§ Stored entries

◆ ◆ ◆

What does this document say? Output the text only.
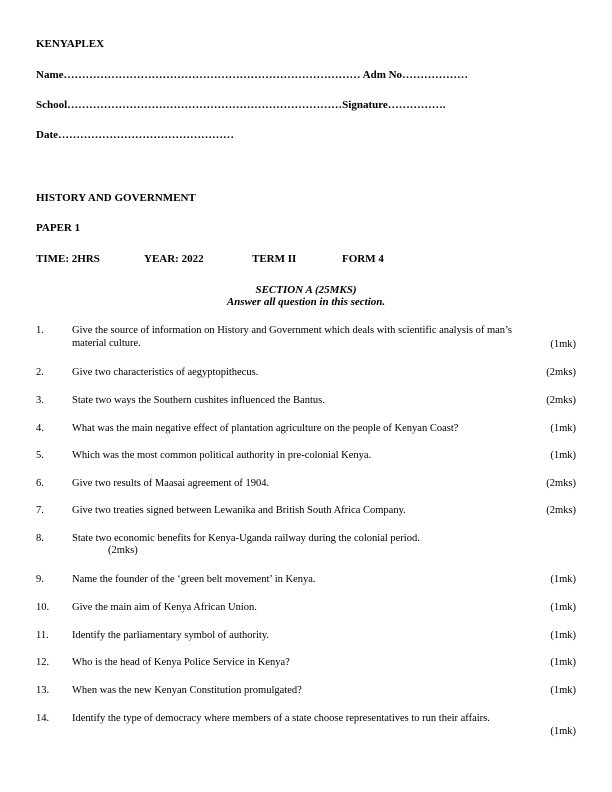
KENYAPLEX
Name……………………………………………………………………… Adm No………………
School…………………………………………………………………Signature…………….
Date…………………………………………
HISTORY AND GOVERNMENT
PAPER 1
TIME: 2HRS	YEAR: 2022	TERM II	FORM 4
SECTION A (25MKS)
Answer all question in this section.
1.	Give the source of information on History and Government which deals with scientific analysis of man’s
material culture.	(1mk)
2.	Give two characteristics of aegyptopithecus.	(2mks)
3.	State two ways the Southern cushites influenced the Bantus.	(2mks)
4.	What was the main negative effect of plantation agriculture on the people of Kenyan Coast?	(1mk)
5.	Which was the most common political authority in pre-colonial Kenya.	(1mk)
6.	Give two results of Maasai agreement of 1904.	(2mks)
7.	Give two treaties signed between Lewanika and British South Africa Company.	(2mks)
8.	State two economic benefits for Kenya-Uganda railway during the colonial period.
(2mks)
9.	Name the founder of the ‘green belt movement’ in Kenya.	(1mk)
10. Give the main aim of Kenya African Union.	(1mk)
11. Identify the parliamentary symbol of authority.	(1mk)
12. Who is the head of Kenya Police Service in Kenya?	(1mk)
13. When was the new Kenyan Constitution promulgated?	(1mk)
14. Identify the type of democracy where members of a state choose representatives to run their affairs.
(1mk)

◆ ◆ ◆

§ Exercise instructions
Lines from the records above that hold "Give" are the ones to list.

§ Exercise response
1.	Give the source of information on History and Government which deals with scientific analysis of man’s
2.	Give two characteristics of aegyptopithecus.	(2mks)
6.	Give two results of Maasai agreement of 1904.	(2mks)
7.	Give two treaties signed between Lewanika and British South Africa Company.	(2mks)
10. Give the main aim of Kenya African Union.	(1mk)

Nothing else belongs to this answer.